:: Records from a collection ::
start

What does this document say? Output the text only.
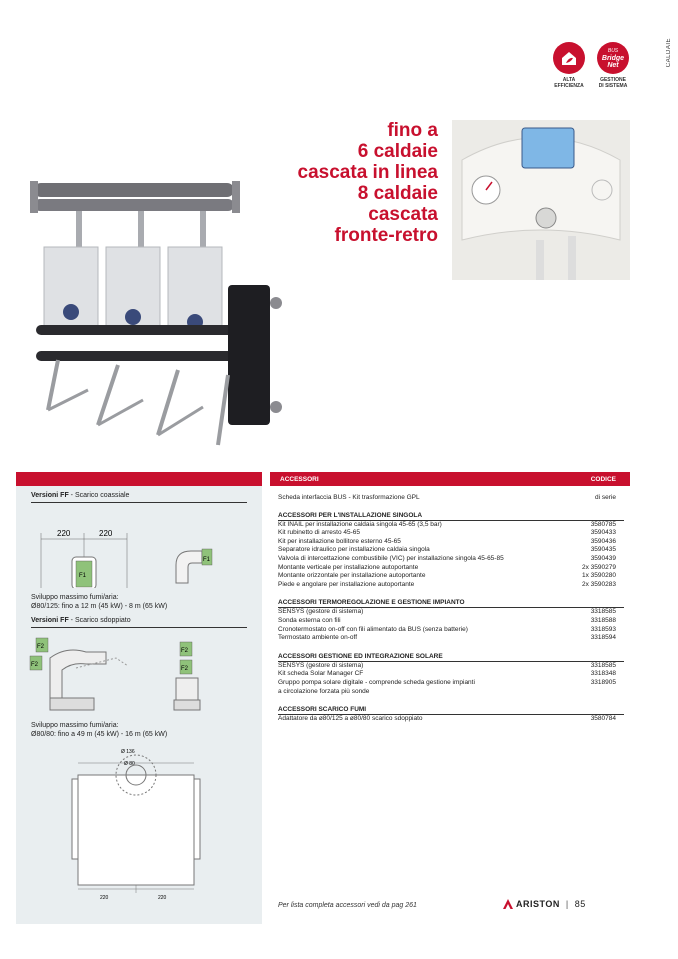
CALDAIE
ALTA
EFFICIENZA
BUS
Bridge Net
GESTIONE
DI SISTEMA
fino a
6 caldaie
cascata in linea
8 caldaie
cascata
fronte-retro
Versioni FF - Scarico coassiale
220	220
F1
F1
Sviluppo massimo fumi/aria:
Ø80/125: fino a 12 m (45 kW) - 8 m (65 kW)
Versioni FF - Scarico sdoppiato
F2
F2
F2
F2
Sviluppo massimo fumi/aria:
Ø80/80: fino a 49 m (45 kW) - 16 m (65 kW)
Ø 136
Ø 80
220	220
ACCESSORI	CODICE
Scheda interfaccia BUS - Kit trasformazione GPL	di serie
ACCESSORI PER L'INSTALLAZIONE SINGOLA
Kit INAIL per installazione caldaia singola 45-65 (3,5 bar)	3580785
Kit rubinetto di arresto 45-65	3590433
Kit per installazione bollitore esterno 45-65	3590436
Separatore idraulico per installazione caldaia singola	3590435
Valvola di intercettazione combustibile (VIC) per installazione singola 45-65-85	3590439
Montante verticale per installazione autoportante	2x 3590279
Montante orizzontale per installazione autoportante	1x 3590280
Piede e angolare per installazione autoportante	2x 3590283
ACCESSORI TERMOREGOLAZIONE E GESTIONE IMPIANTO
SENSYS (gestore di sistema)	3318585
Sonda esterna con fili	3318588
Cronotermostato on-off con fili alimentato da BUS (senza batterie)	3318593
Termostato ambiente on-off	3318594
ACCESSORI GESTIONE ED INTEGRAZIONE SOLARE
SENSYS (gestore di sistema)	3318585
Kit scheda Solar Manager CF	3318348
Gruppo pompa solare digitale - comprende scheda gestione impianti	3318905
a circolazione forzata più sonde
ACCESSORI SCARICO FUMI
Adattatore da ø80/125 a ø80/80 scarico sdoppiato	3580784
Per lista completa accessori vedi da pag 261	ARISTON | 85
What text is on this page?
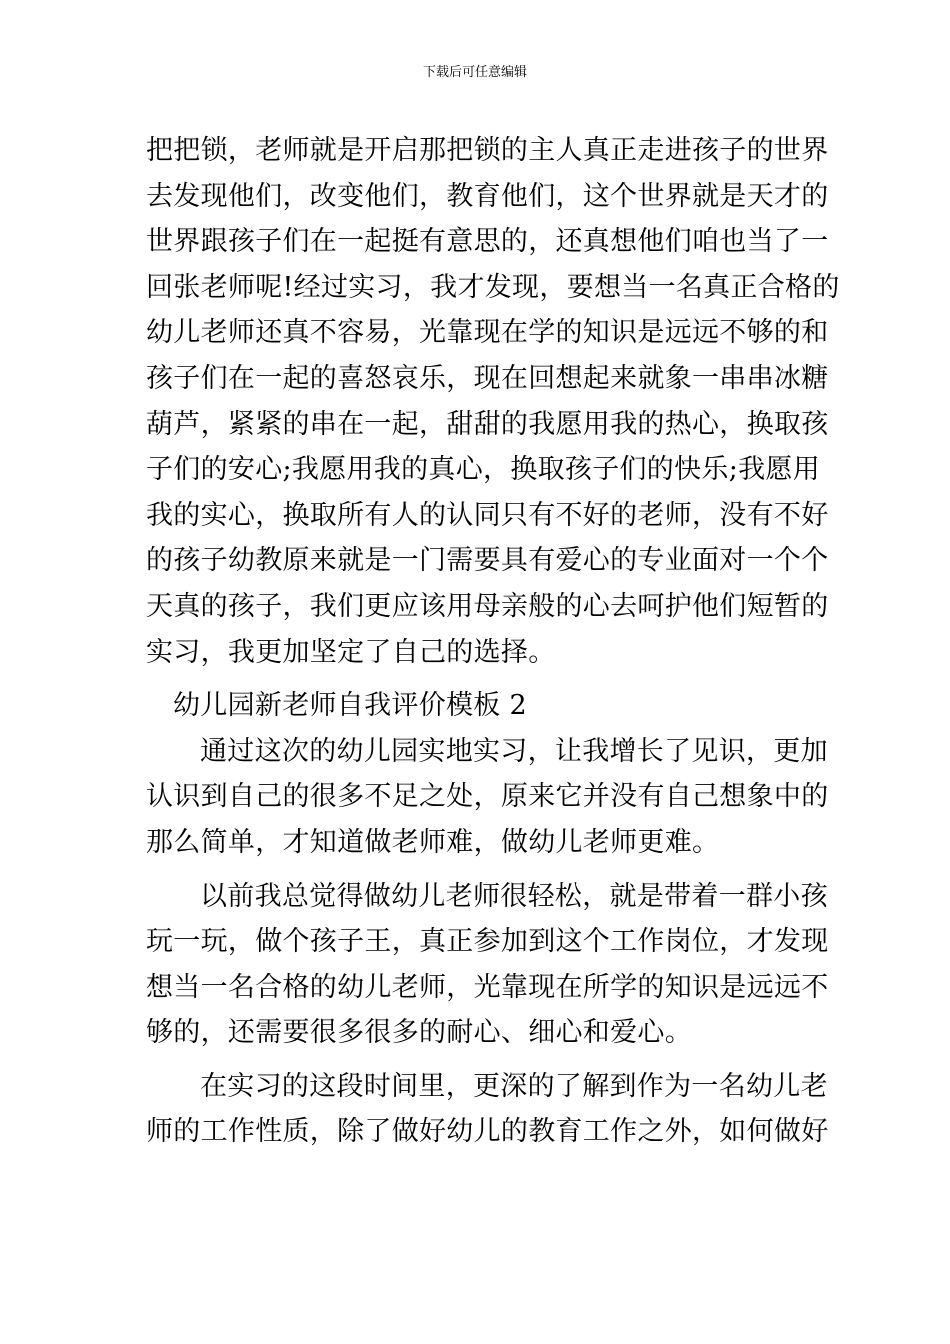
下载后可任意编辑

把把锁，老师就是开启那把锁的主人真正走进孩子的世界
去发现他们，改变他们，教育他们，这个世界就是天才的
世界跟孩子们在一起挺有意思的，还真想他们咱也当了一
回张老师呢!经过实习，我才发现，要想当一名真正合格的
幼儿老师还真不容易，光靠现在学的知识是远远不够的和
孩子们在一起的喜怒哀乐，现在回想起来就象一串串冰糖
葫芦，紧紧的串在一起，甜甜的我愿用我的热心，换取孩
子们的安心;我愿用我的真心，换取孩子们的快乐;我愿用
我的实心，换取所有人的认同只有不好的老师，没有不好
的孩子幼教原来就是一门需要具有爱心的专业面对一个个
天真的孩子，我们更应该用母亲般的心去呵护他们短暂的
实习，我更加坚定了自己的选择。

幼儿园新老师自我评价模板 2

通过这次的幼儿园实地实习，让我增长了见识，更加
认识到自己的很多不足之处，原来它并没有自己想象中的
那么简单，才知道做老师难，做幼儿老师更难。

以前我总觉得做幼儿老师很轻松，就是带着一群小孩
玩一玩，做个孩子王，真正参加到这个工作岗位，才发现
想当一名合格的幼儿老师，光靠现在所学的知识是远远不
够的，还需要很多很多的耐心、细心和爱心。

在实习的这段时间里，更深的了解到作为一名幼儿老
师的工作性质，除了做好幼儿的教育工作之外，如何做好
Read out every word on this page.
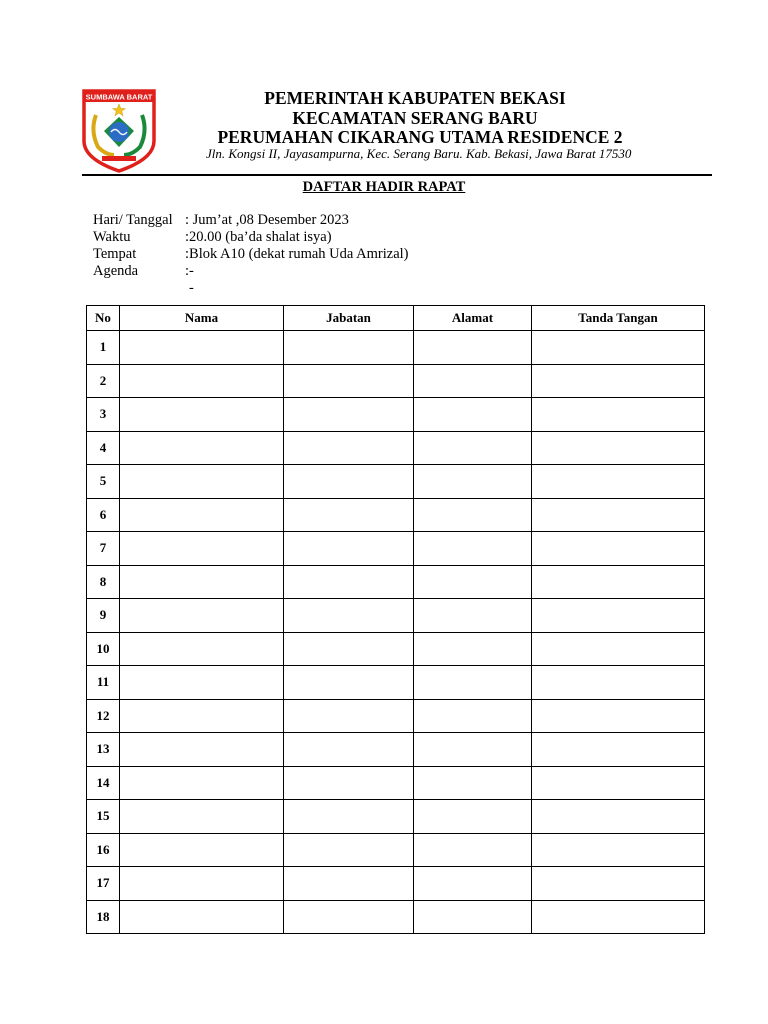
SUMBAWA BARAT	PEMERINTAH KABUPATEN BEKASI
KECAMATAN SERANG BARU
PERUMAHAN CIKARANG UTAMA RESIDENCE 2
Jln. Kongsi II, Jayasampurna, Kec. Serang Baru. Kab. Bekasi, Jawa Barat 17530
DAFTAR HADIR RAPAT
Hari/ Tanggal : Jum’at ,08 Desember 2023
Waktu	:20.00 (ba’da shalat isya)
Tempat	:Blok A10 (dekat rumah Uda Amrizal)
Agenda	:-
-
No	Nama	Jabatan	Alamat	Tanda Tangan
1				
2				
3				
4				
5				
6				
7				
8				
9				
10				
11				
12				
13				
14				
15				
16				
17				
18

end

:: Objective ::
From the line containing "Read out every word on this page." through the end of the entries, quote each line exactly and nothing else, excluding all pictures.

:: Answer ::
Read out every word on this page.
SUMBAWA BARAT	PEMERINTAH KABUPATEN BEKASI
KECAMATAN SERANG BARU
PERUMAHAN CIKARANG UTAMA RESIDENCE 2
Jln. Kongsi II, Jayasampurna, Kec. Serang Baru. Kab. Bekasi, Jawa Barat 17530
DAFTAR HADIR RAPAT
Hari/ Tanggal : Jum’at ,08 Desember 2023
Waktu	:20.00 (ba’da shalat isya)
Tempat	:Blok A10 (dekat rumah Uda Amrizal)
Agenda	:-
-
No	Nama	Jabatan	Alamat	Tanda Tangan
1				
2				
3				
4				
5				
6				
7				
8				
9				
10				
11				
12				
13				
14				
15				
16				
17				
18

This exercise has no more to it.